### Brief
Copy down every line where the string "OECD" shows up.

=====

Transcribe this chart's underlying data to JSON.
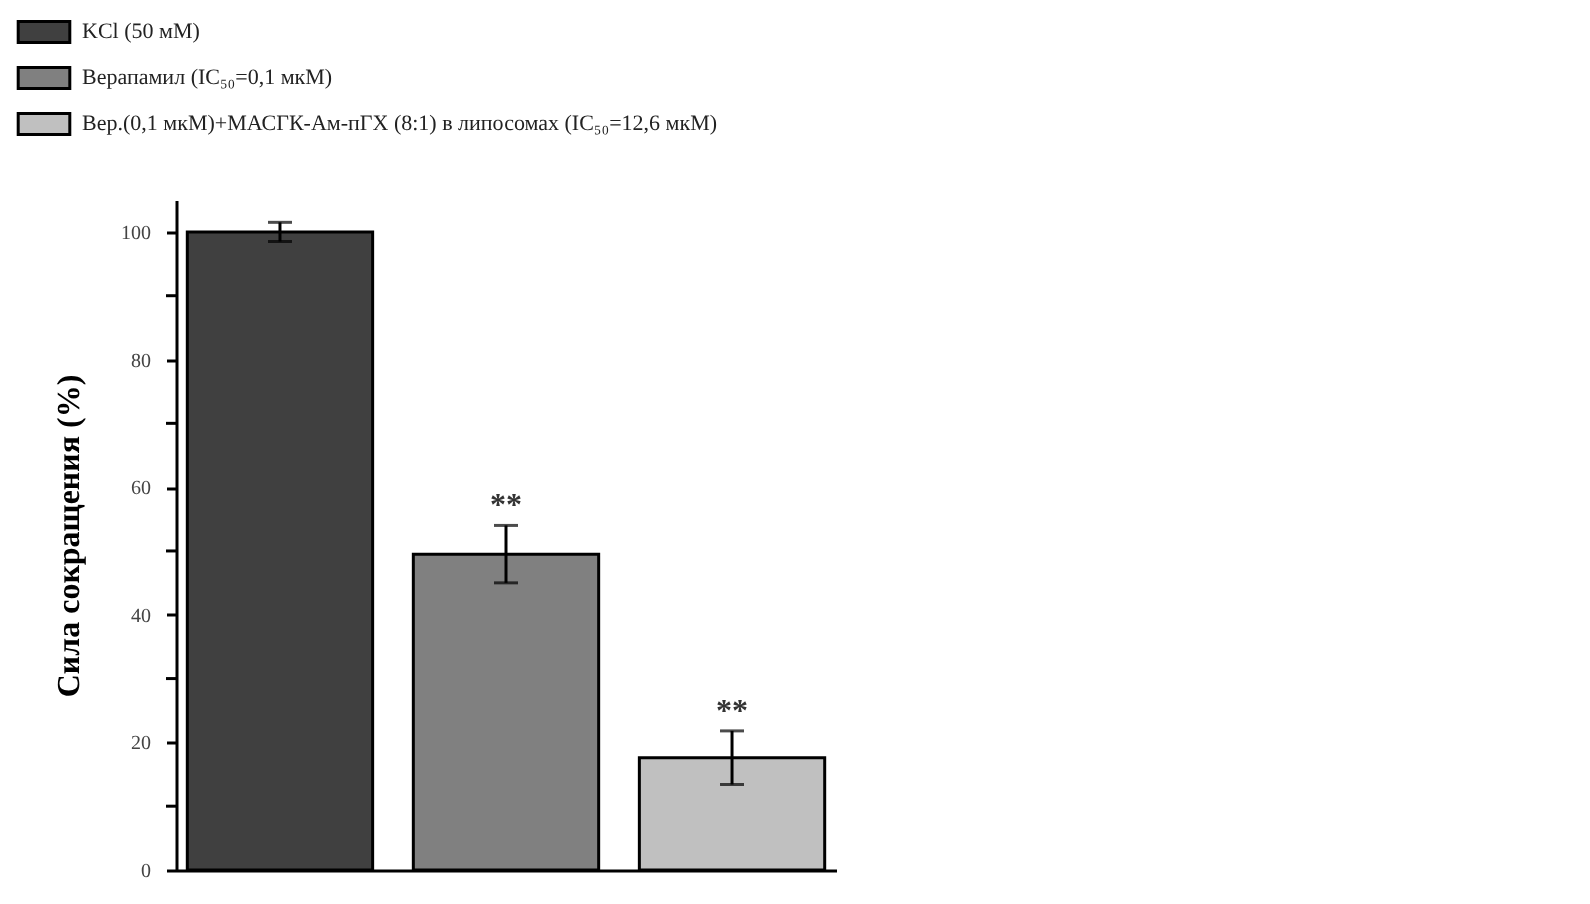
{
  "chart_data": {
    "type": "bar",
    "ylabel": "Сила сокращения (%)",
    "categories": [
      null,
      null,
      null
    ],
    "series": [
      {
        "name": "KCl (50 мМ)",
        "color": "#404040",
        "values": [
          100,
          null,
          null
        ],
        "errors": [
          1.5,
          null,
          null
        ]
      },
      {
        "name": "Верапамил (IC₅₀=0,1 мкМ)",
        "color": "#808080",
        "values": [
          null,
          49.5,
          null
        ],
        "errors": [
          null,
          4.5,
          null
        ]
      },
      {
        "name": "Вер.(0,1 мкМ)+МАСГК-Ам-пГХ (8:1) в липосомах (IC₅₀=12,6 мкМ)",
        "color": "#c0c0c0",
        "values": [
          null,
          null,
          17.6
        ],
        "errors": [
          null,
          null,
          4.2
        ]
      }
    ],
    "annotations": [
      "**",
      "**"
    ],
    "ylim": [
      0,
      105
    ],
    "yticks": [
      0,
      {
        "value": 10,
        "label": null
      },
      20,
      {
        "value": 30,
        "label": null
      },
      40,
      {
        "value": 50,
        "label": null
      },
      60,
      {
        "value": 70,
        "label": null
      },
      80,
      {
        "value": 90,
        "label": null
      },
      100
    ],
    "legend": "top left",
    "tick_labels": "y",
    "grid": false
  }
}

=====

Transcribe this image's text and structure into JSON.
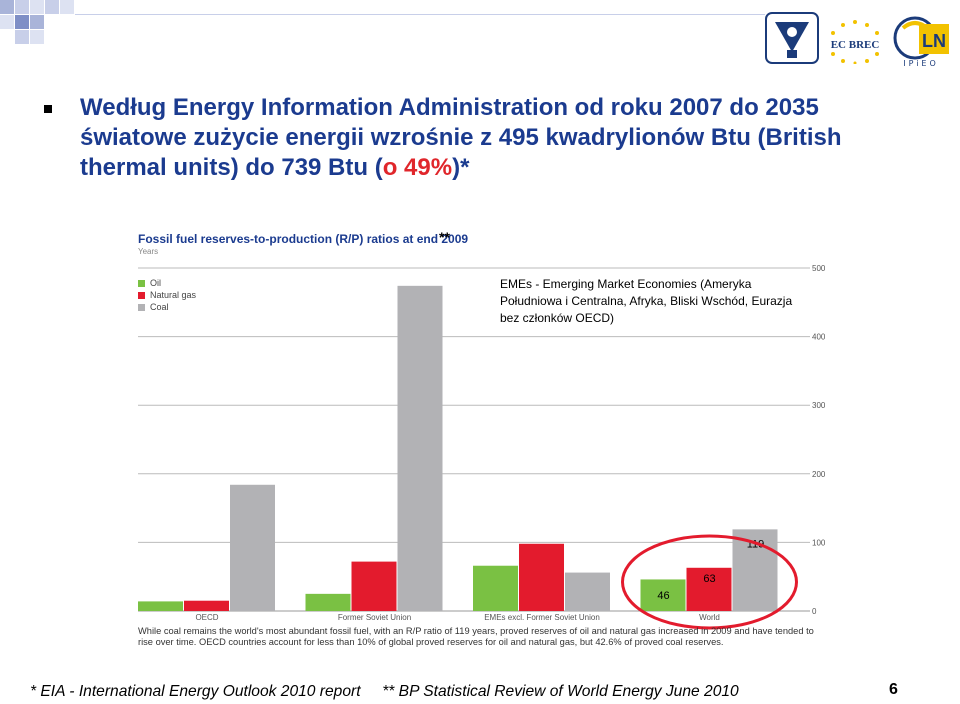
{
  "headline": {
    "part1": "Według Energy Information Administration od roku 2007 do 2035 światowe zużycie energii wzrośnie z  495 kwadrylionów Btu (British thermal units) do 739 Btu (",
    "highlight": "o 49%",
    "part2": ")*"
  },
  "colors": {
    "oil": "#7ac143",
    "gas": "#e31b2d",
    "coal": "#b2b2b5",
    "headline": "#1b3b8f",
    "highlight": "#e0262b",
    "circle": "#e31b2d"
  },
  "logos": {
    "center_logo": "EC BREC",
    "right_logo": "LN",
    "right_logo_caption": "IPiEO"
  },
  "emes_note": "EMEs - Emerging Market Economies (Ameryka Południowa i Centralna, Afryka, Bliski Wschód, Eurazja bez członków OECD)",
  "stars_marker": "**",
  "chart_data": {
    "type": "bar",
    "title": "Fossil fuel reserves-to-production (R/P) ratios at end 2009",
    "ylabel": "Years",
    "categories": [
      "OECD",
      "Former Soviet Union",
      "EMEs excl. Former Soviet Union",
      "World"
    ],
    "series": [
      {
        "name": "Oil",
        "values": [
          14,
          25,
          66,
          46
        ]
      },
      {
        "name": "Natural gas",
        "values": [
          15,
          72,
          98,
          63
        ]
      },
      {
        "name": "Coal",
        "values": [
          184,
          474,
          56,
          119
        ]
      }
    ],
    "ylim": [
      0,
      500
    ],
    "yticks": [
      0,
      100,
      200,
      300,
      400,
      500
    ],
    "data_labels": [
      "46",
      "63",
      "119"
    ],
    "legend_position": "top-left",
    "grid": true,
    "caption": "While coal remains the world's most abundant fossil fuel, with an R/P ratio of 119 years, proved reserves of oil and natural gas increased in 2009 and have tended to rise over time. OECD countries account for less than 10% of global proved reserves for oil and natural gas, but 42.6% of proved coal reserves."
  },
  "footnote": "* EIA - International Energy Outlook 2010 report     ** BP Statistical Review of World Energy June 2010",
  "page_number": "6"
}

=====

### Solution to this task
  "emes_note": "EMEs - Emerging Market Economies (Ameryka Południowa i Centralna, Afryka, Bliski Wschód, Eurazja bez członków OECD)",
      "OECD",
    "caption": "While coal remains the world's most abundant fossil fuel, with an R/P ratio of 119 years, proved reserves of oil and natural gas increased in 2009 and have tended to rise over time. OECD countries account for less than 10% of global proved reserves for oil and natural gas, but 42.6% of proved coal reserves."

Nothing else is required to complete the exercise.